DOCUMENT PASSAGE |
***
Batman: Reborn and Fixing DC Comics (UPDATED 07/02)

(Writer’s note 12/03/10: You may find this piece to be somewhat more relevant now that Grant Morrison has concluded his stint on Batman & Robin. Feel free to read both, and thanks for visiting!)

Batman comics are just about all I buy anymore. Marvel forfeited my business – completely, irrevocably – after the plodding mediocrity of Secret Invasion and unimpressive early entries to Dark Avengers (“pick up Invincible Iron Man,” they coo, vainly). DC, unable to unify its disparate brands after the brilliant psychedelia of Final Crisis (ultimately insignificant, save for DC’s predictable “Final Crisis Aftermath” schlock and Batman, but more on that later), pretty much has me in the bag for this summer’s “blockbuster event” Blackest Night, but has me less and less interested in some of my previously favorite books like Justice Society of America, Action Comics, Green Arrow/Black Canary, and The Outsiders; they’re just too all over the place. Will I pick them up on occasion? Sure. But can I really find it within myself to actually care about the supposed importance of, say, Deathstroke’s most recent dip into the bleeding rumps of the Teen Titans? Not really. Because half the time, these stories aren’t even fun anymore, and they almost never have any impact whatsoever on the rest of the “DC Universe,” which now seems a collection of galaxies with light year upon light year between them.

It’s cynical, but it’s also mostly true. DC understands how to provide excellent standalone stories, based on the preview material for Wednesday Comics – which looks stunning – and their major events like Grant Morrison’s Final Crisis (mentioned above) and Geoff Johns’ Sinestro Corps War (which, despite spanning several issues across a number of series, is collected in two very digestible trade paperbacks), yet its monthlies exist in some sort of horrible limbo between those and the admirable cohesion of the Marvel Universe. The monthlies share characters, vague references to “big ideas” (Martian Manhunter and Batman getting incinerated are about the only two things that DC’s writers seem to be getting out of Morrison’s sprawling opus), but generally fail miserably in attaining any sort of dramatic weight. The Spectre can suffer and rampage all he wants in the Revelations mini-series, but then a seemingly different character altogether is featured a few months later in Justice Society under the same name, which makes both exercises seem pretty insignificant. Similarly, Mary Marvel, forced to change her look and become an insane force of lust and violence after being possessed by an evil God in Final Crisis, should, presumably, be back to sorts after Darkseid is crushed and good prevails, but she’s strangely present in her S&M form in Johns’ recent JSA arc; is this supposed to take place during Final Crisis, when all of these characters were united against a force beyond all reckoning and the skies were raining fucking blood, or is it set afterwords in a DCU that is seemingly – bewilderingly – unaffected by the cataclysm, save for Mary Marvel’s ass-hideous haircut and exposed Shazam-boobies? Readers can’t enjoy these stories on their own, as they would be able to with the aforementioned events or Wednesday Comics, because the editors insist on pushing the concept that these threads are all connected when they just aren’t.
***
Layout annotation records:

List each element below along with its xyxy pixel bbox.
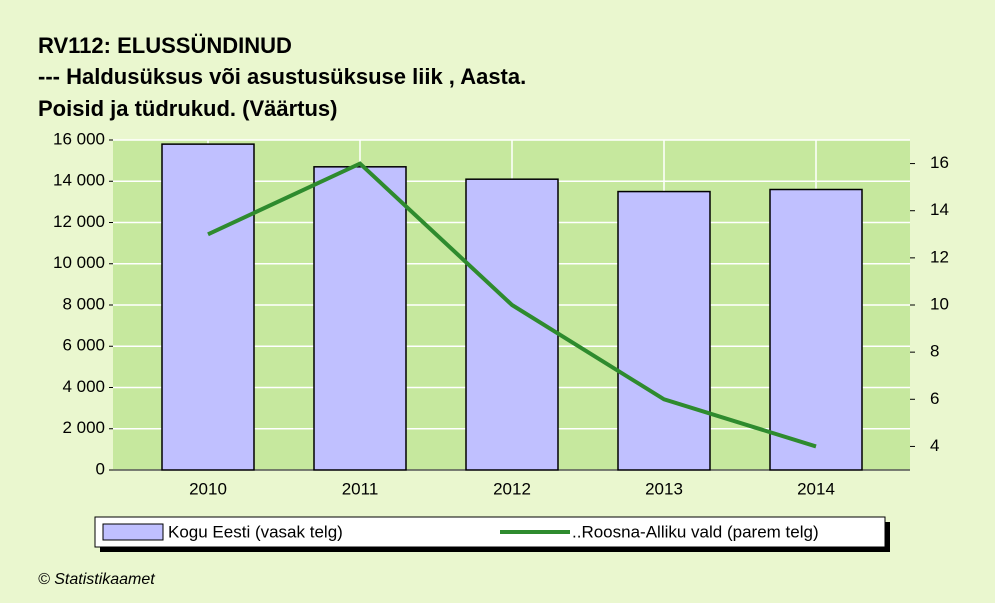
x-tick-label: 2012 [493,479,531,498]
y2-tick-label: 4 [930,436,939,455]
chart-title: RV112: ELUSSÜNDINUD [38,33,292,58]
source: © Statistikaamet [38,571,155,588]
y-tick-label: 12 000 [53,212,105,231]
chart-subtitle: Poisid ja tüdrukud. (Väärtus) [38,96,337,121]
legend-swatch [102,523,164,541]
legend-label: Kogu Eesti (vasak telg) [168,522,343,541]
y2-tick-label: 14 [930,200,949,219]
y-tick-label: 2 000 [62,418,105,437]
x-tick-label: 2010 [189,479,227,498]
bar [617,190,711,471]
bar [313,166,407,471]
legend [94,516,886,548]
line [207,161,817,449]
y2-tick-label: 10 [930,294,949,313]
y2-tick-label: 6 [930,389,939,408]
y-tick-label: 14 000 [53,171,105,190]
x-tick-label: 2011 [342,479,379,498]
legend-label: ..Roosna-Alliku vald (parem telg) [572,522,819,541]
chart-subtitle: --- Haldusüksus või asustusüksuse liik ,… [38,64,526,89]
y-tick-label: 8 000 [62,294,105,313]
y-tick-label: 6 000 [62,336,105,355]
x-tick-label: 2014 [797,479,835,498]
y-tick-label: 16 000 [53,129,105,148]
y2-tick-label: 8 [930,342,939,361]
y-tick-label: 4 000 [62,377,105,396]
y2-tick-label: 12 [930,247,949,266]
bar [769,188,863,471]
y-tick-label: 10 000 [53,253,105,272]
x-tick-label: 2013 [645,479,683,498]
bar [161,143,255,471]
y2-tick-label: 16 [930,153,949,172]
y-tick-label: 0 [96,459,105,478]
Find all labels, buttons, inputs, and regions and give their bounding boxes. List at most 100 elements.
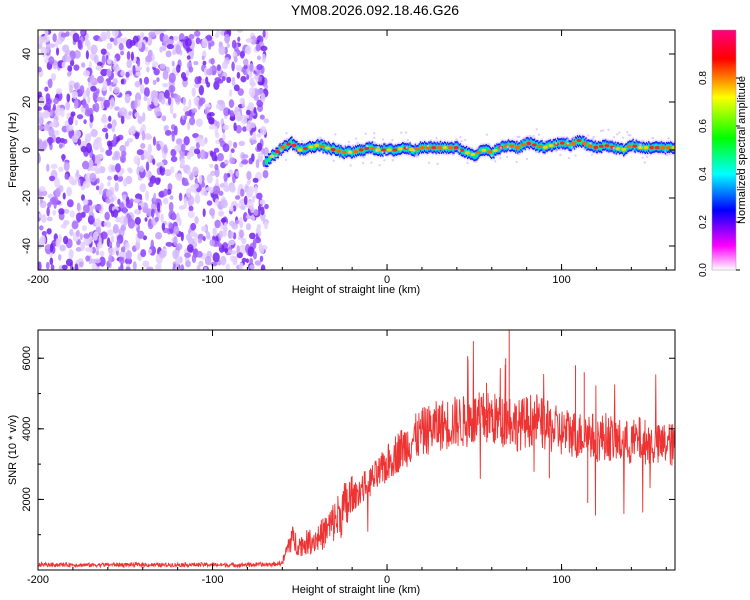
***
DIRECTIVE 1 | The post about Batman and DC Comics names some books the writer previously counted as favorites. List every one of them.
DIRECTIVE 2 | Reproduce verbatim the passage of the Batman and DC Comics post starting with "Batman: Reborn and" and going on through "thanks for visiting!)".
DIRECTIVE 3 | Write the next part of the Batman and DC Comics post, picking up after its final sentence.

EXERCISE RESULT 1 |
- Justice Society of America
- Action Comics
- Green Arrow/Black Canary
- The Outsiders

EXERCISE RESULT 2 |
Batman: Reborn and Fixing DC Comics (UPDATED 07/02)

(Writer’s note 12/03/10: You may find this piece to be somewhat more relevant now that Grant Morrison has concluded his stint on Batman & Robin. Feel free to read both, and thanks for visiting!)

EXERCISE RESULT 3 |
It’s difficult territory to navigate, I’m sure. Marvel’s Universe feels like a cohesive whole, but that can make it kind of boring and one-note from time to time. And we wouldn’t want DC to forget continuity completely, because then the comics would feel less essential and the science fiction tapestry would collapse altogether. So what should they do?

If the last month of Batman is any indication: reboot.

Batman: Reborn, the theme that has connected all of the Batman cluster of comic books (now spanning Batman, Batman and Robin, Red Robin, Streets of Gotham with Manhunter, Gotham City Sirens, Detective Comics with The Question, and soon, Batgirl), is working, working so well that I’m a little amazed they haven’t been able to do this before and a little sad that, inevitably, DC will probably revoke it all and make a mess of things again. But hey, let’s enjoy it while we can.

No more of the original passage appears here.